### EXTRAIT FOURNI

Ensuite, après avoir englouti un délicieux jus de canne à sucre pressé en direct, je reprends ma route vers le sud de l'île où le Mékong redevient très plat et calme tel un lac. L'endroit est habité par 9 dauphins d'eau douce, espèce en voie de disparition il va sans dire. Des bateliers proposent des balades d'une heure afin de les approcher et, avec de la chance, de les voir. La vue surplombant le fleuve est déjà très belle et je scrute les flots en espérant les apercevoir. Je ne suis pas tenté par la balade en bateau seul, mais je vois une autre personne seule en train de revêtir son gilet de sauvetage. Je m'approche d'elle et lui propose de partager l'excursion et les frais avec moi. Marché conclu, nous voilà partis pour une chouette et jolie balade entre les îlots durant laquelle on a la chance de voir à quelque deux ou trois cents mètres plusieurs dauphins. Très sympa. Par contre, il est 12h30, et à cette heure-là en plein milieu de la flotte, je me sens cuire comme si j'étais assis sur une grille de barbecue.

### PETITE CONSIGNE
Rédigez la suite du récit de la balade sur le Mékong, en partant de sa dernière phrase. Les enregistrements proviennent d'une source différente.

Enregistrements d'annotation de mise en page:

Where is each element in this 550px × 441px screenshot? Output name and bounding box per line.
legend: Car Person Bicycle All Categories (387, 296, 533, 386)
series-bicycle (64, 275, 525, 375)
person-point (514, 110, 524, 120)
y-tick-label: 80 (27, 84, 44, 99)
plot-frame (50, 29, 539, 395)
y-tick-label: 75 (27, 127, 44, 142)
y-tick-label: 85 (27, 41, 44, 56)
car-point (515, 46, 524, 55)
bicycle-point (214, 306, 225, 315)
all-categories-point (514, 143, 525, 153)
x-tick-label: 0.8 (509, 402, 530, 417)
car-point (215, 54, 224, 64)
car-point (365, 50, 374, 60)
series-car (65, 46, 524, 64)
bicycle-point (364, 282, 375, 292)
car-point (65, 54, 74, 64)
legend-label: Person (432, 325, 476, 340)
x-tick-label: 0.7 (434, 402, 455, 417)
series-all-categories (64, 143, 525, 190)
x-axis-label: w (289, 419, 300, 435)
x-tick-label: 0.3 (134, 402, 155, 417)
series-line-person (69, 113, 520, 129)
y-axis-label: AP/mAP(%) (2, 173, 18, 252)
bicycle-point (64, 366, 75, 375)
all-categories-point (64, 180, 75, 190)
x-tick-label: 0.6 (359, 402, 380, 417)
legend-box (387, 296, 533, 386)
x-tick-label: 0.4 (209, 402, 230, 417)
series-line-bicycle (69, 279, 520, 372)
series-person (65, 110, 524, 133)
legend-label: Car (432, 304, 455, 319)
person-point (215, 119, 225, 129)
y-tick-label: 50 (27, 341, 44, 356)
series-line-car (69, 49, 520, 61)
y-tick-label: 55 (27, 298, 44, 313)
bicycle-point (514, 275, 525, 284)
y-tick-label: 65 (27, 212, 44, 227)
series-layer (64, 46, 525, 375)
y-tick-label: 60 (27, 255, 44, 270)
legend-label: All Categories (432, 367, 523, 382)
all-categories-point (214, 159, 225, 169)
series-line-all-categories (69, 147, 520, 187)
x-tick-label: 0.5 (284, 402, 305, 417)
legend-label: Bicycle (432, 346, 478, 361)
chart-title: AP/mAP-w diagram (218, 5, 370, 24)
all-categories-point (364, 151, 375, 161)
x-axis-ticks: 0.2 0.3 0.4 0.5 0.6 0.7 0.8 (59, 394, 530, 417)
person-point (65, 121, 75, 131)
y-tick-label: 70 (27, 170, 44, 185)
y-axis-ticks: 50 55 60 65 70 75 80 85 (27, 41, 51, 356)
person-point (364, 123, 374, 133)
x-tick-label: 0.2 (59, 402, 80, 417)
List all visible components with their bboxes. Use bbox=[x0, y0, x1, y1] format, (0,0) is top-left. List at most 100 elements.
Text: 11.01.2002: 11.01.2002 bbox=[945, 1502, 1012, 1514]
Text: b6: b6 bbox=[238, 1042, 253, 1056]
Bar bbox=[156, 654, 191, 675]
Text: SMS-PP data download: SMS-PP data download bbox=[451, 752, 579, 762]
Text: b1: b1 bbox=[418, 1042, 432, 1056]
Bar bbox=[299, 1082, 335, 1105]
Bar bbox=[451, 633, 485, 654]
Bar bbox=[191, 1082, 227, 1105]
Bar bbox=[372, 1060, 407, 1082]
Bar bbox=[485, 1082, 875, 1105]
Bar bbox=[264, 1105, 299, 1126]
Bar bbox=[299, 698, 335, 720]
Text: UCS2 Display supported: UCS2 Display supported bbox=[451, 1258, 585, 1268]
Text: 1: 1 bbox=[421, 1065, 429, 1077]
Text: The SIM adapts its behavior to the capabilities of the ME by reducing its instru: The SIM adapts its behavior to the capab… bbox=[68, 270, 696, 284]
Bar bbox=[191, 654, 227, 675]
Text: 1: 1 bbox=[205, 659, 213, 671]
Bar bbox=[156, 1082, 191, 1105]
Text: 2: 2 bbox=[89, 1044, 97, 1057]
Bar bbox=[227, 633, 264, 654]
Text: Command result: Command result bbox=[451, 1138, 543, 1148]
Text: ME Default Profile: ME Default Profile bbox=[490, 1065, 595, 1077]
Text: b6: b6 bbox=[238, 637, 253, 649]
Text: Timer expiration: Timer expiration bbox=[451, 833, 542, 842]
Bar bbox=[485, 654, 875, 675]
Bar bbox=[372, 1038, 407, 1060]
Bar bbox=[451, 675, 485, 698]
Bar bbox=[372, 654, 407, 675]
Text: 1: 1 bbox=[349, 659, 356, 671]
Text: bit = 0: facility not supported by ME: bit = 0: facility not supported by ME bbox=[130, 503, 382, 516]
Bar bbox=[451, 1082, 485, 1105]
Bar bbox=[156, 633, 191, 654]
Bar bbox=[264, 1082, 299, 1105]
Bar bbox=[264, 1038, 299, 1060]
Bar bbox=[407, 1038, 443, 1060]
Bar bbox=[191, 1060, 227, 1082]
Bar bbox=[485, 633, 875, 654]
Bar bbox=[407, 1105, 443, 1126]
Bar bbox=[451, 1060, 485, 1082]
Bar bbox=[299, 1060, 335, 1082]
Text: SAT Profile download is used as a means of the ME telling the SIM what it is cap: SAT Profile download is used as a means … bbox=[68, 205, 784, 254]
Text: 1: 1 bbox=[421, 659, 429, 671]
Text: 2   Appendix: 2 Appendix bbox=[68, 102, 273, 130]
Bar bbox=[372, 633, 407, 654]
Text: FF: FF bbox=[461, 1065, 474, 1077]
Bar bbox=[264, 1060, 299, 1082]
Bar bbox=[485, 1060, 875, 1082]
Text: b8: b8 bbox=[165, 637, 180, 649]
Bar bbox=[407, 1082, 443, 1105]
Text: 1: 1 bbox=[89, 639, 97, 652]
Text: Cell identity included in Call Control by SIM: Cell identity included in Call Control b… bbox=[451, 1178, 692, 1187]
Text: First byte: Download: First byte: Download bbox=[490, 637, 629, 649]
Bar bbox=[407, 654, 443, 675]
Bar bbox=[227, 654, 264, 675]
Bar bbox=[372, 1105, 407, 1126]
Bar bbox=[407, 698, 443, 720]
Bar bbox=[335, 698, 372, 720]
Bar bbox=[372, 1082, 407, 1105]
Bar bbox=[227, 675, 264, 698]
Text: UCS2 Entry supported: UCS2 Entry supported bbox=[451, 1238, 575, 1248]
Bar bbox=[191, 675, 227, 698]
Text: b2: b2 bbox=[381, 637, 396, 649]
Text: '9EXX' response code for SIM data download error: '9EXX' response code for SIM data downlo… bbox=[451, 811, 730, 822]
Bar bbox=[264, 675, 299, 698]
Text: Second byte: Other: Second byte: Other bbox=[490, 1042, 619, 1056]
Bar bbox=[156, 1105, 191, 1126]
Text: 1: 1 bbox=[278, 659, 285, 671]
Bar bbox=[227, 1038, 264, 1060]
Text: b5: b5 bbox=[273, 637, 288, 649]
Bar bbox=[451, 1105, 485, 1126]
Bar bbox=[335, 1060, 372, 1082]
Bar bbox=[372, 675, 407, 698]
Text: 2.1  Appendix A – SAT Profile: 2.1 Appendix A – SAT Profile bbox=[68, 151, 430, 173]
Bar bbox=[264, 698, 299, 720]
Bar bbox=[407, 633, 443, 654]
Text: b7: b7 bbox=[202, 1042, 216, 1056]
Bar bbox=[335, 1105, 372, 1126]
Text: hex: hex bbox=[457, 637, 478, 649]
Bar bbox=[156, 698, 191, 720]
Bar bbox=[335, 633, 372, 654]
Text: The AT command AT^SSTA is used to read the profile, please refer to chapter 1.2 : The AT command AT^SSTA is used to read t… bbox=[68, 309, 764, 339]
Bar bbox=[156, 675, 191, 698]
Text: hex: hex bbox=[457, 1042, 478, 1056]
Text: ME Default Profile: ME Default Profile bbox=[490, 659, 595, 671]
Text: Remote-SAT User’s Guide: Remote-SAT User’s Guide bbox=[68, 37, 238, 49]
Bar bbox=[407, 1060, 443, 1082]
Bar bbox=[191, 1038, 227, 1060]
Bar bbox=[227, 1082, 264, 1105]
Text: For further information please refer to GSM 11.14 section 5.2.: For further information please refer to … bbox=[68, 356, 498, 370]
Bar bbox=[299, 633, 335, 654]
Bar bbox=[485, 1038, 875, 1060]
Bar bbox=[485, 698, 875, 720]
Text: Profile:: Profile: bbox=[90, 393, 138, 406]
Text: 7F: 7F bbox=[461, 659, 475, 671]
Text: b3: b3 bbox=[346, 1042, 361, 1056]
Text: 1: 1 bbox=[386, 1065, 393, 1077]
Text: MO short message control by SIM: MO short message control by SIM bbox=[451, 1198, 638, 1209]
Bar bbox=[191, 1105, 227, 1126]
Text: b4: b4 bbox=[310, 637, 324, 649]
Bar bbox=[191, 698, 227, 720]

### LA RÉPONSE
Ravi de ma visite de Don Khon, je remonte maintenant sur ma bécane et retourne sur mes pas jusque Don Det. Pour le reste de la journée, j'ai l'intention de reprendre ma route vers le nord, mais gentiment et en passant d'île en île plutôt qu'en retournant prendre la route. J'avise un petit bac composé de deux pirogues maintenues ensemble par des planches sur lesquelles on peut se tenir debout. Aucun problème donc pour y mettre mon vélo. Je traverse ainsi les 200 m de bras de fleuve qui me séparent de Don Som sur laquelle je prends pied quelques minutes plus tard. Ce mode de transport entre îles est super sympa et exotique. J'adore.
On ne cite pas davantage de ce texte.